[Exercise description]
Return the whole listing, line for line, without the pictures in it.

[Items]
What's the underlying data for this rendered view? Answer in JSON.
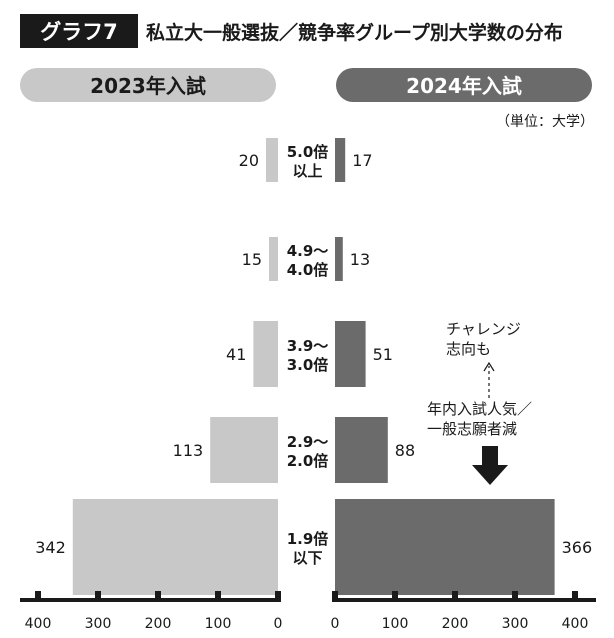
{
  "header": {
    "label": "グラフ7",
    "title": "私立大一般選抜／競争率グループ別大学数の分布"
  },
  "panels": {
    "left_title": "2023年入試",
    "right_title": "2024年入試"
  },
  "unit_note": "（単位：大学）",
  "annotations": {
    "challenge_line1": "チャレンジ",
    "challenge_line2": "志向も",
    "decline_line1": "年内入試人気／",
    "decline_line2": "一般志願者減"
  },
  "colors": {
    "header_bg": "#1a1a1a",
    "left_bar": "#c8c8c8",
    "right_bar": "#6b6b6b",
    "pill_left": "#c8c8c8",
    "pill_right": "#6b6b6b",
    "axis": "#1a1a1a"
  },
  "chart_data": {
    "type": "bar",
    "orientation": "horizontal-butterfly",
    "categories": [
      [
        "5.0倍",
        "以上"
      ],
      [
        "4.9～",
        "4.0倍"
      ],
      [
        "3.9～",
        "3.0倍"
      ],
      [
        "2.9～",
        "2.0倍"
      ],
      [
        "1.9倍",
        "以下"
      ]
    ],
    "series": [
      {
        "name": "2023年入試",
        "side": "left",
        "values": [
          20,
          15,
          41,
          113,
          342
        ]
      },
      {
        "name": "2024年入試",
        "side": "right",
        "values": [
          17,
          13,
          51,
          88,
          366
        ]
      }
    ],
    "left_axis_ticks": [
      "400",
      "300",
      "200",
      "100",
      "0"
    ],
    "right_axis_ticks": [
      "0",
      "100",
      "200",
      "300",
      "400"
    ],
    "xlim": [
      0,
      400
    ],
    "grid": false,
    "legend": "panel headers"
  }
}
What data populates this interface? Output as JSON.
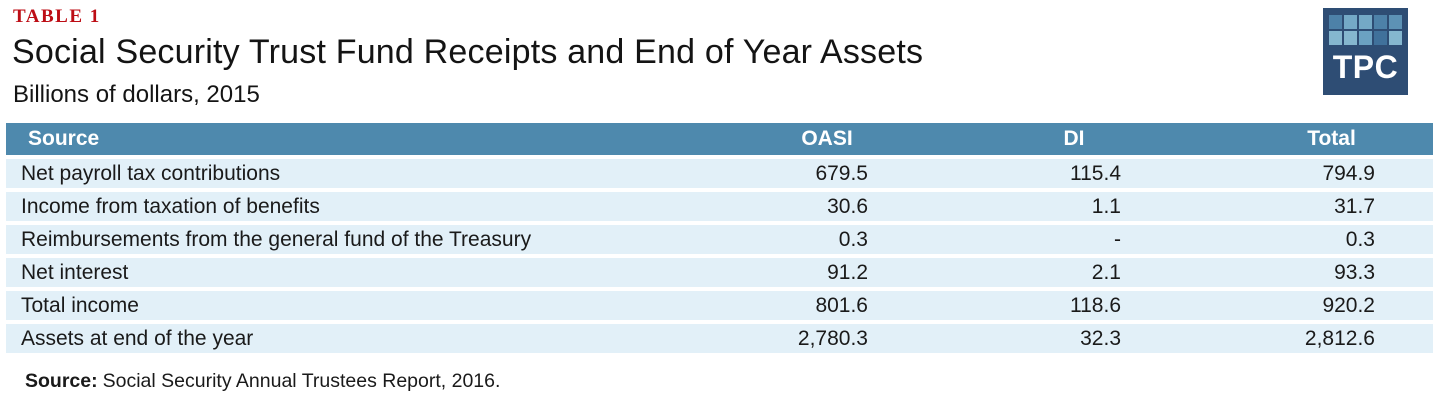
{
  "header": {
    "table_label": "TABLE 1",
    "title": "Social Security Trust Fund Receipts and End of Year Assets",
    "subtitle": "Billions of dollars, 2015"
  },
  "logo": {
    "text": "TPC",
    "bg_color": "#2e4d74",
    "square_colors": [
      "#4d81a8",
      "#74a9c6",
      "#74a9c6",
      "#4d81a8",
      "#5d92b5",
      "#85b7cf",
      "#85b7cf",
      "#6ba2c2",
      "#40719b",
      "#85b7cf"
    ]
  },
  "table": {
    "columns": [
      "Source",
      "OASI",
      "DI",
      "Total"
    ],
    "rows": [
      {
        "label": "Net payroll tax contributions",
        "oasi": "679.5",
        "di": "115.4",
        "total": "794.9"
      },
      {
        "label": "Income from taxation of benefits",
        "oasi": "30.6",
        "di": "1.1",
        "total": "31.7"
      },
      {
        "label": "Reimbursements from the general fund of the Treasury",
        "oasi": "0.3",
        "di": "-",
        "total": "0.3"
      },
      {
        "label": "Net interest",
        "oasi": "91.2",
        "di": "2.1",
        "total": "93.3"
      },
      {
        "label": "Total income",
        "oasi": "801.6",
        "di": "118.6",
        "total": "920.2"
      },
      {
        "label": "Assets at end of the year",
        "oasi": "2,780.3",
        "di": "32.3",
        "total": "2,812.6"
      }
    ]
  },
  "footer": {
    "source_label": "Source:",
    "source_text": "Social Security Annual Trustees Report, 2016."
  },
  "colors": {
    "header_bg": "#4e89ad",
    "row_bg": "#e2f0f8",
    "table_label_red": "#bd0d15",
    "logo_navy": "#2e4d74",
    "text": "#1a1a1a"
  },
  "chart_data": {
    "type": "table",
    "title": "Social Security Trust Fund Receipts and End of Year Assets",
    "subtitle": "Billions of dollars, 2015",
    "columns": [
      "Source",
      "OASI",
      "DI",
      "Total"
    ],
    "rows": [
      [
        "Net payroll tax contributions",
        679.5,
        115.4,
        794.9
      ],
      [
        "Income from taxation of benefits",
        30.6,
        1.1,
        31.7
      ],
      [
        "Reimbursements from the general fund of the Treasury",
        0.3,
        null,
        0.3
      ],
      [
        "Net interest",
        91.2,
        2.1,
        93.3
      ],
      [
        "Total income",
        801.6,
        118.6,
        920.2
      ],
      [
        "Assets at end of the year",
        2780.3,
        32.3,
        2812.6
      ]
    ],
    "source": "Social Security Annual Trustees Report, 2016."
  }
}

[Task solution]
What's the underlying data for this rendered view? Answer in JSON.
{
  "header": {
    "label": "グラフ7",
    "title": "私立大一般選抜／競争率グループ別大学数の分布"
  },
  "panels": {
    "left_title": "2023年入試",
    "right_title": "2024年入試"
  },
  "unit_note": "（単位：大学）",
  "annotations": {
    "challenge_line1": "チャレンジ",
    "challenge_line2": "志向も",
    "decline_line1": "年内入試人気／",
    "decline_line2": "一般志願者減"
  },
  "colors": {
    "header_bg": "#1a1a1a",
    "left_bar": "#c8c8c8",
    "right_bar": "#6b6b6b",
    "pill_left": "#c8c8c8",
    "pill_right": "#6b6b6b",
    "axis": "#1a1a1a"
  },
  "chart_data": {
    "type": "bar",
    "orientation": "horizontal-butterfly",
    "categories": [
      [
        "5.0倍",
        "以上"
      ],
      [
        "4.9～",
        "4.0倍"
      ],
      [
        "3.9～",
        "3.0倍"
      ],
      [
        "2.9～",
        "2.0倍"
      ],
      [
        "1.9倍",
        "以下"
      ]
    ],
    "series": [
      {
        "name": "2023年入試",
        "side": "left",
        "values": [
          20,
          15,
          41,
          113,
          342
        ]
      },
      {
        "name": "2024年入試",
        "side": "right",
        "values": [
          17,
          13,
          51,
          88,
          366
        ]
      }
    ],
    "left_axis_ticks": [
      "400",
      "300",
      "200",
      "100",
      "0"
    ],
    "right_axis_ticks": [
      "0",
      "100",
      "200",
      "300",
      "400"
    ],
    "xlim": [
      0,
      400
    ],
    "grid": false,
    "legend": "panel headers"
  }
}
What data populates this interface? Output as JSON.
{
  "header": {
    "table_label": "TABLE 1",
    "title": "Social Security Trust Fund Receipts and End of Year Assets",
    "subtitle": "Billions of dollars, 2015"
  },
  "logo": {
    "text": "TPC",
    "bg_color": "#2e4d74",
    "square_colors": [
      "#4d81a8",
      "#74a9c6",
      "#74a9c6",
      "#4d81a8",
      "#5d92b5",
      "#85b7cf",
      "#85b7cf",
      "#6ba2c2",
      "#40719b",
      "#85b7cf"
    ]
  },
  "table": {
    "columns": [
      "Source",
      "OASI",
      "DI",
      "Total"
    ],
    "rows": [
      {
        "label": "Net payroll tax contributions",
        "oasi": "679.5",
        "di": "115.4",
        "total": "794.9"
      },
      {
        "label": "Income from taxation of benefits",
        "oasi": "30.6",
        "di": "1.1",
        "total": "31.7"
      },
      {
        "label": "Reimbursements from the general fund of the Treasury",
        "oasi": "0.3",
        "di": "-",
        "total": "0.3"
      },
      {
        "label": "Net interest",
        "oasi": "91.2",
        "di": "2.1",
        "total": "93.3"
      },
      {
        "label": "Total income",
        "oasi": "801.6",
        "di": "118.6",
        "total": "920.2"
      },
      {
        "label": "Assets at end of the year",
        "oasi": "2,780.3",
        "di": "32.3",
        "total": "2,812.6"
      }
    ]
  },
  "footer": {
    "source_label": "Source:",
    "source_text": "Social Security Annual Trustees Report, 2016."
  },
  "colors": {
    "header_bg": "#4e89ad",
    "row_bg": "#e2f0f8",
    "table_label_red": "#bd0d15",
    "logo_navy": "#2e4d74",
    "text": "#1a1a1a"
  },
  "chart_data": {
    "type": "table",
    "title": "Social Security Trust Fund Receipts and End of Year Assets",
    "subtitle": "Billions of dollars, 2015",
    "columns": [
      "Source",
      "OASI",
      "DI",
      "Total"
    ],
    "rows": [
      [
        "Net payroll tax contributions",
        679.5,
        115.4,
        794.9
      ],
      [
        "Income from taxation of benefits",
        30.6,
        1.1,
        31.7
      ],
      [
        "Reimbursements from the general fund of the Treasury",
        0.3,
        null,
        0.3
      ],
      [
        "Net interest",
        91.2,
        2.1,
        93.3
      ],
      [
        "Total income",
        801.6,
        118.6,
        920.2
      ],
      [
        "Assets at end of the year",
        2780.3,
        32.3,
        2812.6
      ]
    ],
    "source": "Social Security Annual Trustees Report, 2016."
  }
}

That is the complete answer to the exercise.